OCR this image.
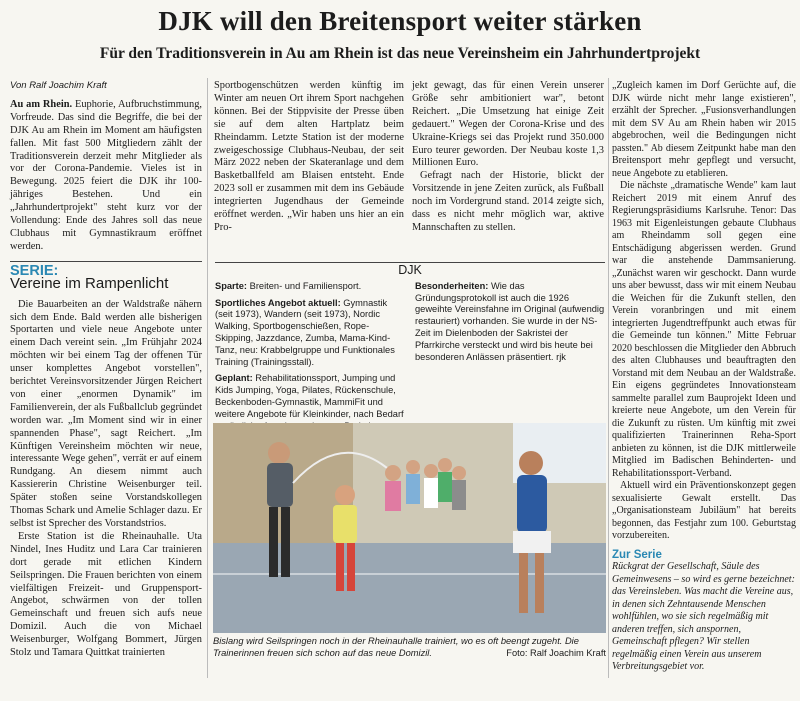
DJK will den Breitensport weiter stärken
Für den Traditionsverein in Au am Rhein ist das neue Vereinsheim ein Jahrhundertprojekt
Von Ralf Joachim Kraft

Au am Rhein. Euphorie, Aufbruchstimmung, Vorfreude. Das sind die Begriffe, die bei der DJK Au am Rhein im Moment am häufigsten fallen. Mit fast 500 Mitgliedern zählt der Traditionsverein derzeit mehr Mitglieder als vor der Corona-Pandemie. Vieles ist in Bewegung. 2025 feiert die DJK ihr 100-jähriges Bestehen. Und ein „Jahrhundertprojekt" steht kurz vor der Vollendung: Ende des Jahres soll das neue Clubhaus mit Gymnastikraum eröffnet werden.

SERIE:
Vereine im Rampenlicht

Die Bauarbeiten an der Waldstraße nähern sich dem Ende. Bald werden alle bisherigen Sportarten und viele neue Angebote unter einem Dach vereint sein. „Im Frühjahr 2024 möchten wir bei einem Tag der offenen Tür unser komplettes Angebot vorstellen", berichtet Vereinsvorsitzender Jürgen Reichert von einer „enormen Dynamik" im Familienverein, der als Fußballclub gegründet worden war. „Im Moment sind wir in einer spannenden Phase", sagt Reichert. „Im Künftigen Vereinsheim möchten wir neue, interessante Wege gehen", verrät er auf einem Rundgang. An diesem nimmt auch Kassiererin Christine Weisenburger teil. Später stoßen seine Vorstandskollegen Thomas Schark und Amelie Schlager dazu. Er selbst ist Sprecher des Vorstandstrios.

Erste Station ist die Rheinauhalle. Uta Nindel, Ines Huditz und Lara Car trainieren dort gerade mit etlichen Kindern Seilspringen. Die Frauen berichten von einem vielfältigen Freizeit- und Gruppensport-Angebot, schwärmen von der tollen Gemeinschaft und freuen sich aufs neue Domizil. Auch die von Michael Weisenburger, Wolfgang Bommert, Jürgen Stolz und Tamara Quittkat trainierten

Sportbogenschützen werden künftig im Winter am neuen Ort ihrem Sport nachgehen können. Bei der Stippvisite der Presse üben sie auf dem alten Hartplatz beim Rheindamm. Letzte Station ist der moderne zweigeschossige Clubhaus-Neubau, der seit März 2022 neben der Skateranlage und dem Basketballfeld am Blaisen entsteht. Ende 2023 soll er zusammen mit dem ins Gebäude integrierten Jugendhaus der Gemeinde eröffnet werden. „Wir haben uns hier an ein Pro-

jekt gewagt, das für einen Verein unserer Größe sehr ambitioniert war", betont Reichert. „Die Umsetzung hat einige Zeit gedauert." Wegen der Corona-Krise und des Ukraine-Kriegs sei das Projekt rund 350.000 Euro teurer geworden. Der Neubau koste 1,3 Millionen Euro.

Gefragt nach der Historie, blickt der Vorsitzende in jene Zeiten zurück, als Fußball noch im Vordergrund stand. 2014 zeigte sich, dass es nicht mehr möglich war, aktive Mannschaften zu stellen.

DJK

Sparte: Breiten- und Familiensport.

Sportliches Angebot aktuell: Gymnastik (seit 1973), Wandern (seit 1973), Nordic Walking, Sportbogenschießen, Rope-Skipping, Jazzdance, Zumba, Mama-Kind-Tanz, neu: Krabbelgruppe und Funktionales Training (Trainingsstall).

Geplant: Rehabilitationssport, Jumping und Kids Jumping, Yoga, Pilates, Rückenschule, Beckenboden-Gymnastik, MammiFit und weitere Angebote für Kleinkinder, nach Bedarf

Besonderheiten: Wie das Gründungsprotokoll ist auch die 1926 geweihte Vereinsfahne im Original (aufwendig restauriert) vorhanden. Sie wurde in der NS-Zeit im Dielenboden der Sakristei der Pfarrkirche versteckt und wird bis heute bei besonderen Anlässen präsentiert. rjk

Bislang wird Seilspringen noch in der Rheinauhalle trainiert, wo es oft beengt zugeht. Die Trainerinnen freuen sich schon auf das neue Domizil.	Foto: Ralf Joachim Kraft

„Zugleich kamen im Dorf Gerüchte auf, die DJK würde nicht mehr lange existieren", erzählt der Sprecher. „Fusionsverhandlungen mit dem SV Au am Rhein haben wir 2015 abgebrochen, weil die Bedingungen nicht passten." Ab diesem Zeitpunkt habe man den Breitensport mehr gepflegt und versucht, neue Angebote zu etablieren.

Die nächste „dramatische Wende" kam laut Reichert 2019 mit einem Anruf des Regierungspräsidiums Karlsruhe. Tenor: Das 1963 mit Eigenleistungen gebaute Clubhaus am Rheindamm soll gegen eine Entschädigung abgerissen werden. Grund war die anstehende Dammsanierung. „Zunächst waren wir geschockt. Dann wurde uns aber bewusst, dass wir mit einem Neubau die Weichen für die Zukunft stellen, den Verein voranbringen und mit einem integrierten Jugendtreffpunkt auch etwas für die Gemeinde tun können." Mitte Februar 2020 beschlossen die Mitglieder den Abbruch des alten Clubhauses und beauftragten den Vorstand mit dem Neubau an der Waldstraße. Ein eigens gegründetes Innovationsteam sammelte parallel zum Bauprojekt Ideen und kreierte neue Angebote, um den Verein für die Zukunft zu rüsten. Um künftig mit zwei qualifizierten Trainerinnen Reha-Sport anbieten zu können, ist die DJK mittlerweile Mitglied im Badischen Behinderten- und Rehabilitationssport-Verband.

Aktuell wird ein Präventionskonzept gegen sexualisierte Gewalt erstellt. Das „Organisationsteam Jubiläum" hat bereits begonnen, das Festjahr zum 100. Geburtstag vorzubereiten.

Zur Serie
Rückgrat der Gesellschaft, Säule des Gemeinwesens – so wird es gerne bezeichnet: das Vereinsleben. Was macht die Vereine aus, in denen sich Zehntausende Menschen wohlfühlen, wo sie sich regelmäßig mit anderen treffen, sich anspornen, Gemeinschaft pflegen? Wir stellen regelmäßig einen Verein aus unserem Verbreitungsgebiet vor.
──────────
▶ **Task requirements**
Exclude the pictures, and transcribe all of the material exactly.

▶ **Result of this task**
OCR this image.
DJK will den Breitensport weiter stärken
Für den Traditionsverein in Au am Rhein ist das neue Vereinsheim ein Jahrhundertprojekt
Von Ralf Joachim Kraft

Au am Rhein. Euphorie, Aufbruchstimmung, Vorfreude. Das sind die Begriffe, die bei der DJK Au am Rhein im Moment am häufigsten fallen. Mit fast 500 Mitgliedern zählt der Traditionsverein derzeit mehr Mitglieder als vor der Corona-Pandemie. Vieles ist in Bewegung. 2025 feiert die DJK ihr 100-jähriges Bestehen. Und ein „Jahrhundertprojekt" steht kurz vor der Vollendung: Ende des Jahres soll das neue Clubhaus mit Gymnastikraum eröffnet werden.

SERIE:
Vereine im Rampenlicht

Die Bauarbeiten an der Waldstraße nähern sich dem Ende. Bald werden alle bisherigen Sportarten und viele neue Angebote unter einem Dach vereint sein. „Im Frühjahr 2024 möchten wir bei einem Tag der offenen Tür unser komplettes Angebot vorstellen", berichtet Vereinsvorsitzender Jürgen Reichert von einer „enormen Dynamik" im Familienverein, der als Fußballclub gegründet worden war. „Im Moment sind wir in einer spannenden Phase", sagt Reichert. „Im Künftigen Vereinsheim möchten wir neue, interessante Wege gehen", verrät er auf einem Rundgang. An diesem nimmt auch Kassiererin Christine Weisenburger teil. Später stoßen seine Vorstandskollegen Thomas Schark und Amelie Schlager dazu. Er selbst ist Sprecher des Vorstandstrios.

Erste Station ist die Rheinauhalle. Uta Nindel, Ines Huditz und Lara Car trainieren dort gerade mit etlichen Kindern Seilspringen. Die Frauen berichten von einem vielfältigen Freizeit- und Gruppensport-Angebot, schwärmen von der tollen Gemeinschaft und freuen sich aufs neue Domizil. Auch die von Michael Weisenburger, Wolfgang Bommert, Jürgen Stolz und Tamara Quittkat trainierten

Sportbogenschützen werden künftig im Winter am neuen Ort ihrem Sport nachgehen können. Bei der Stippvisite der Presse üben sie auf dem alten Hartplatz beim Rheindamm. Letzte Station ist der moderne zweigeschossige Clubhaus-Neubau, der seit März 2022 neben der Skateranlage und dem Basketballfeld am Blaisen entsteht. Ende 2023 soll er zusammen mit dem ins Gebäude integrierten Jugendhaus der Gemeinde eröffnet werden. „Wir haben uns hier an ein Pro-

jekt gewagt, das für einen Verein unserer Größe sehr ambitioniert war", betont Reichert. „Die Umsetzung hat einige Zeit gedauert." Wegen der Corona-Krise und des Ukraine-Kriegs sei das Projekt rund 350.000 Euro teurer geworden. Der Neubau koste 1,3 Millionen Euro.

Gefragt nach der Historie, blickt der Vorsitzende in jene Zeiten zurück, als Fußball noch im Vordergrund stand. 2014 zeigte sich, dass es nicht mehr möglich war, aktive Mannschaften zu stellen.

DJK

Sparte: Breiten- und Familiensport.

Sportliches Angebot aktuell: Gymnastik (seit 1973), Wandern (seit 1973), Nordic Walking, Sportbogenschießen, Rope-Skipping, Jazzdance, Zumba, Mama-Kind-Tanz, neu: Krabbelgruppe und Funktionales Training (Trainingsstall).

Geplant: Rehabilitationssport, Jumping und Kids Jumping, Yoga, Pilates, Rückenschule, Beckenboden-Gymnastik, MammiFit und weitere Angebote für Kleinkinder, nach Bedarf

Besonderheiten: Wie das Gründungsprotokoll ist auch die 1926 geweihte Vereinsfahne im Original (aufwendig restauriert) vorhanden. Sie wurde in der NS-Zeit im Dielenboden der Sakristei der Pfarrkirche versteckt und wird bis heute bei besonderen Anlässen präsentiert. rjk

Bislang wird Seilspringen noch in der Rheinauhalle trainiert, wo es oft beengt zugeht. Die Trainerinnen freuen sich schon auf das neue Domizil.	Foto: Ralf Joachim Kraft

„Zugleich kamen im Dorf Gerüchte auf, die DJK würde nicht mehr lange existieren", erzählt der Sprecher. „Fusionsverhandlungen mit dem SV Au am Rhein haben wir 2015 abgebrochen, weil die Bedingungen nicht passten." Ab diesem Zeitpunkt habe man den Breitensport mehr gepflegt und versucht, neue Angebote zu etablieren.

Die nächste „dramatische Wende" kam laut Reichert 2019 mit einem Anruf des Regierungspräsidiums Karlsruhe. Tenor: Das 1963 mit Eigenleistungen gebaute Clubhaus am Rheindamm soll gegen eine Entschädigung abgerissen werden. Grund war die anstehende Dammsanierung. „Zunächst waren wir geschockt. Dann wurde uns aber bewusst, dass wir mit einem Neubau die Weichen für die Zukunft stellen, den Verein voranbringen und mit einem integrierten Jugendtreffpunkt auch etwas für die Gemeinde tun können." Mitte Februar 2020 beschlossen die Mitglieder den Abbruch des alten Clubhauses und beauftragten den Vorstand mit dem Neubau an der Waldstraße. Ein eigens gegründetes Innovationsteam sammelte parallel zum Bauprojekt Ideen und kreierte neue Angebote, um den Verein für die Zukunft zu rüsten. Um künftig mit zwei qualifizierten Trainerinnen Reha-Sport anbieten zu können, ist die DJK mittlerweile Mitglied im Badischen Behinderten- und Rehabilitationssport-Verband.

Aktuell wird ein Präventionskonzept gegen sexualisierte Gewalt erstellt. Das „Organisationsteam Jubiläum" hat bereits begonnen, das Festjahr zum 100. Geburtstag vorzubereiten.

Zur Serie
Rückgrat der Gesellschaft, Säule des Gemeinwesens – so wird es gerne bezeichnet: das Vereinsleben. Was macht die Vereine aus, in denen sich Zehntausende Menschen wohlfühlen, wo sie sich regelmäßig mit anderen treffen, sich anspornen, Gemeinschaft pflegen? Wir stellen regelmäßig einen Verein aus unserem Verbreitungsgebiet vor.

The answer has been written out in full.